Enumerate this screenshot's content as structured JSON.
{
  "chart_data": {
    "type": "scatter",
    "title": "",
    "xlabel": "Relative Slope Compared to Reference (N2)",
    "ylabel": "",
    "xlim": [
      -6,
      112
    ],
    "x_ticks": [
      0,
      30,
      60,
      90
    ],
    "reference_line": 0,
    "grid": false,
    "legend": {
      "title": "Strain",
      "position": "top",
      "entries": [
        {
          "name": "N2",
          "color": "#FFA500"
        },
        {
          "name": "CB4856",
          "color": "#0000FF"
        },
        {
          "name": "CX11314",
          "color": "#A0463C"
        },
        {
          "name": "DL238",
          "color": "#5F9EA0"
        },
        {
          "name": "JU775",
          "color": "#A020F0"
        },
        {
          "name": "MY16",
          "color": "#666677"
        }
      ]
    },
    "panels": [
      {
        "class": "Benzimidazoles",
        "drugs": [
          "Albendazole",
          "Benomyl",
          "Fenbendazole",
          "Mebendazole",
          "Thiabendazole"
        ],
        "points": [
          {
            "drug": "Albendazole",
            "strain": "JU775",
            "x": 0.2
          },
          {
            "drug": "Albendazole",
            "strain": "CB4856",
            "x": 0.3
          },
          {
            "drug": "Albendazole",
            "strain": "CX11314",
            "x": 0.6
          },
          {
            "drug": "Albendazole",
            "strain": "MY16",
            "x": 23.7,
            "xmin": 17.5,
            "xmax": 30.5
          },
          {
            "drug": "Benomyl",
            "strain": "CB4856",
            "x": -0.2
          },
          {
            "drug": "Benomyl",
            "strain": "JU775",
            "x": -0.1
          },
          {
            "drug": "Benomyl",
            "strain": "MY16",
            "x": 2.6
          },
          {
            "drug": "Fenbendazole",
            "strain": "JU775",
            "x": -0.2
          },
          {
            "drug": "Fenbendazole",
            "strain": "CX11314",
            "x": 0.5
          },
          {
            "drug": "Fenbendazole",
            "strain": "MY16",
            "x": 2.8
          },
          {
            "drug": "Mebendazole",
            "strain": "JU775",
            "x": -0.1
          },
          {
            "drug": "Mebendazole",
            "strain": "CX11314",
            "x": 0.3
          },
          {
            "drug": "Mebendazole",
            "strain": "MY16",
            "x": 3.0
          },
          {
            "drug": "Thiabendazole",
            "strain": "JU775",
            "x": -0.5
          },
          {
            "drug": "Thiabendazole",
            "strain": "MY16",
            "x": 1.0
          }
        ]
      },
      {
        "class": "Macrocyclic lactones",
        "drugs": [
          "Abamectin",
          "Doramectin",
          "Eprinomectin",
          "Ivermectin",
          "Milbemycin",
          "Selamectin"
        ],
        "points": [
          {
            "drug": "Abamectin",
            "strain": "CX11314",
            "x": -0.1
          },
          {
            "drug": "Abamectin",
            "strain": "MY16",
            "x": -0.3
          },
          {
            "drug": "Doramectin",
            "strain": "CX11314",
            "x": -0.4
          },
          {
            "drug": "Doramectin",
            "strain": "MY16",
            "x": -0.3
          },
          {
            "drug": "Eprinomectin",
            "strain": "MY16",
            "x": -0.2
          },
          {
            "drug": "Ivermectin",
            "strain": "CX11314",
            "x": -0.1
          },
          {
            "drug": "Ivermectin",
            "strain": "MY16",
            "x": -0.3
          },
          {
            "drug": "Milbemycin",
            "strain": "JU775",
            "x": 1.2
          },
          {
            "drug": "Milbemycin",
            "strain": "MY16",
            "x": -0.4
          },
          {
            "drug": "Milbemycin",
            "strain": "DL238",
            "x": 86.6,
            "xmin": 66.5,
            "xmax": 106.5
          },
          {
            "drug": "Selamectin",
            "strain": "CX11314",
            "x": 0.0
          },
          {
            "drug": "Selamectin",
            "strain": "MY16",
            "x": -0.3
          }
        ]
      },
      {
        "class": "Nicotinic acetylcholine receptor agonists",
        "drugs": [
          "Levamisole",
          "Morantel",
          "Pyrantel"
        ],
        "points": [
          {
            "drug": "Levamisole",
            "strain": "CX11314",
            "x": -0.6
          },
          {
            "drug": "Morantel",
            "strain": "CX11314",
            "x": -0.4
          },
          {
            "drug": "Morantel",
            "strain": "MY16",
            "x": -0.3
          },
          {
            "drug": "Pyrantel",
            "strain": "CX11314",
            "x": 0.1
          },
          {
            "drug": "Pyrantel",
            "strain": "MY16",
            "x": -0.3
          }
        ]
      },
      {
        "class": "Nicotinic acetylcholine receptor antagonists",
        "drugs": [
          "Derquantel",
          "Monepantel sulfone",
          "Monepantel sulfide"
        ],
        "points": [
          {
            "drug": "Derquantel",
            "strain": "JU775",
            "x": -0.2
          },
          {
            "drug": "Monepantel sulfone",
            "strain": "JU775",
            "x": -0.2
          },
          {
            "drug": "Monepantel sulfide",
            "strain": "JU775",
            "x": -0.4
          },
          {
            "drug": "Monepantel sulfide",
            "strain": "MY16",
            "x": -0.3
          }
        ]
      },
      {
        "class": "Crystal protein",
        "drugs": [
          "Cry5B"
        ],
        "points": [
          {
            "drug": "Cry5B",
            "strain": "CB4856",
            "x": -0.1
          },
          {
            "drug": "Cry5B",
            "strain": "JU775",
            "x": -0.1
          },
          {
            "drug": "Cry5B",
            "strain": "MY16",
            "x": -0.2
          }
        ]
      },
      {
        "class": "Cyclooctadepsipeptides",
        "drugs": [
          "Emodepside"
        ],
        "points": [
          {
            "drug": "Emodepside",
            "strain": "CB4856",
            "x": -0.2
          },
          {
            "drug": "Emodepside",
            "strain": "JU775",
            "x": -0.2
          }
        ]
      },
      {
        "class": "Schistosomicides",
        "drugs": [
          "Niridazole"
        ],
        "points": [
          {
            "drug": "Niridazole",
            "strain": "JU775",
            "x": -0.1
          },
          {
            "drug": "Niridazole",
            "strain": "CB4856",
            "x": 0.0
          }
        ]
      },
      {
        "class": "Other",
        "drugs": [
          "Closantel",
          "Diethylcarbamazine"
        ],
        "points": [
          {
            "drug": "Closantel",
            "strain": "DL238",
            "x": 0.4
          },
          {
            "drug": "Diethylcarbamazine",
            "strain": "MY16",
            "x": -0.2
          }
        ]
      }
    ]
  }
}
++++
**Goal of the exercise**
Copy the records out again word for word.

**Result below**
Enumerate this screenshot's content as structured JSON.
{
  "chart_data": {
    "type": "scatter",
    "title": "",
    "xlabel": "Relative Slope Compared to Reference (N2)",
    "ylabel": "",
    "xlim": [
      -6,
      112
    ],
    "x_ticks": [
      0,
      30,
      60,
      90
    ],
    "reference_line": 0,
    "grid": false,
    "legend": {
      "title": "Strain",
      "position": "top",
      "entries": [
        {
          "name": "N2",
          "color": "#FFA500"
        },
        {
          "name": "CB4856",
          "color": "#0000FF"
        },
        {
          "name": "CX11314",
          "color": "#A0463C"
        },
        {
          "name": "DL238",
          "color": "#5F9EA0"
        },
        {
          "name": "JU775",
          "color": "#A020F0"
        },
        {
          "name": "MY16",
          "color": "#666677"
        }
      ]
    },
    "panels": [
      {
        "class": "Benzimidazoles",
        "drugs": [
          "Albendazole",
          "Benomyl",
          "Fenbendazole",
          "Mebendazole",
          "Thiabendazole"
        ],
        "points": [
          {
            "drug": "Albendazole",
            "strain": "JU775",
            "x": 0.2
          },
          {
            "drug": "Albendazole",
            "strain": "CB4856",
            "x": 0.3
          },
          {
            "drug": "Albendazole",
            "strain": "CX11314",
            "x": 0.6
          },
          {
            "drug": "Albendazole",
            "strain": "MY16",
            "x": 23.7,
            "xmin": 17.5,
            "xmax": 30.5
          },
          {
            "drug": "Benomyl",
            "strain": "CB4856",
            "x": -0.2
          },
          {
            "drug": "Benomyl",
            "strain": "JU775",
            "x": -0.1
          },
          {
            "drug": "Benomyl",
            "strain": "MY16",
            "x": 2.6
          },
          {
            "drug": "Fenbendazole",
            "strain": "JU775",
            "x": -0.2
          },
          {
            "drug": "Fenbendazole",
            "strain": "CX11314",
            "x": 0.5
          },
          {
            "drug": "Fenbendazole",
            "strain": "MY16",
            "x": 2.8
          },
          {
            "drug": "Mebendazole",
            "strain": "JU775",
            "x": -0.1
          },
          {
            "drug": "Mebendazole",
            "strain": "CX11314",
            "x": 0.3
          },
          {
            "drug": "Mebendazole",
            "strain": "MY16",
            "x": 3.0
          },
          {
            "drug": "Thiabendazole",
            "strain": "JU775",
            "x": -0.5
          },
          {
            "drug": "Thiabendazole",
            "strain": "MY16",
            "x": 1.0
          }
        ]
      },
      {
        "class": "Macrocyclic lactones",
        "drugs": [
          "Abamectin",
          "Doramectin",
          "Eprinomectin",
          "Ivermectin",
          "Milbemycin",
          "Selamectin"
        ],
        "points": [
          {
            "drug": "Abamectin",
            "strain": "CX11314",
            "x": -0.1
          },
          {
            "drug": "Abamectin",
            "strain": "MY16",
            "x": -0.3
          },
          {
            "drug": "Doramectin",
            "strain": "CX11314",
            "x": -0.4
          },
          {
            "drug": "Doramectin",
            "strain": "MY16",
            "x": -0.3
          },
          {
            "drug": "Eprinomectin",
            "strain": "MY16",
            "x": -0.2
          },
          {
            "drug": "Ivermectin",
            "strain": "CX11314",
            "x": -0.1
          },
          {
            "drug": "Ivermectin",
            "strain": "MY16",
            "x": -0.3
          },
          {
            "drug": "Milbemycin",
            "strain": "JU775",
            "x": 1.2
          },
          {
            "drug": "Milbemycin",
            "strain": "MY16",
            "x": -0.4
          },
          {
            "drug": "Milbemycin",
            "strain": "DL238",
            "x": 86.6,
            "xmin": 66.5,
            "xmax": 106.5
          },
          {
            "drug": "Selamectin",
            "strain": "CX11314",
            "x": 0.0
          },
          {
            "drug": "Selamectin",
            "strain": "MY16",
            "x": -0.3
          }
        ]
      },
      {
        "class": "Nicotinic acetylcholine receptor agonists",
        "drugs": [
          "Levamisole",
          "Morantel",
          "Pyrantel"
        ],
        "points": [
          {
            "drug": "Levamisole",
            "strain": "CX11314",
            "x": -0.6
          },
          {
            "drug": "Morantel",
            "strain": "CX11314",
            "x": -0.4
          },
          {
            "drug": "Morantel",
            "strain": "MY16",
            "x": -0.3
          },
          {
            "drug": "Pyrantel",
            "strain": "CX11314",
            "x": 0.1
          },
          {
            "drug": "Pyrantel",
            "strain": "MY16",
            "x": -0.3
          }
        ]
      },
      {
        "class": "Nicotinic acetylcholine receptor antagonists",
        "drugs": [
          "Derquantel",
          "Monepantel sulfone",
          "Monepantel sulfide"
        ],
        "points": [
          {
            "drug": "Derquantel",
            "strain": "JU775",
            "x": -0.2
          },
          {
            "drug": "Monepantel sulfone",
            "strain": "JU775",
            "x": -0.2
          },
          {
            "drug": "Monepantel sulfide",
            "strain": "JU775",
            "x": -0.4
          },
          {
            "drug": "Monepantel sulfide",
            "strain": "MY16",
            "x": -0.3
          }
        ]
      },
      {
        "class": "Crystal protein",
        "drugs": [
          "Cry5B"
        ],
        "points": [
          {
            "drug": "Cry5B",
            "strain": "CB4856",
            "x": -0.1
          },
          {
            "drug": "Cry5B",
            "strain": "JU775",
            "x": -0.1
          },
          {
            "drug": "Cry5B",
            "strain": "MY16",
            "x": -0.2
          }
        ]
      },
      {
        "class": "Cyclooctadepsipeptides",
        "drugs": [
          "Emodepside"
        ],
        "points": [
          {
            "drug": "Emodepside",
            "strain": "CB4856",
            "x": -0.2
          },
          {
            "drug": "Emodepside",
            "strain": "JU775",
            "x": -0.2
          }
        ]
      },
      {
        "class": "Schistosomicides",
        "drugs": [
          "Niridazole"
        ],
        "points": [
          {
            "drug": "Niridazole",
            "strain": "JU775",
            "x": -0.1
          },
          {
            "drug": "Niridazole",
            "strain": "CB4856",
            "x": 0.0
          }
        ]
      },
      {
        "class": "Other",
        "drugs": [
          "Closantel",
          "Diethylcarbamazine"
        ],
        "points": [
          {
            "drug": "Closantel",
            "strain": "DL238",
            "x": 0.4
          },
          {
            "drug": "Diethylcarbamazine",
            "strain": "MY16",
            "x": -0.2
          }
        ]
      }
    ]
  }
}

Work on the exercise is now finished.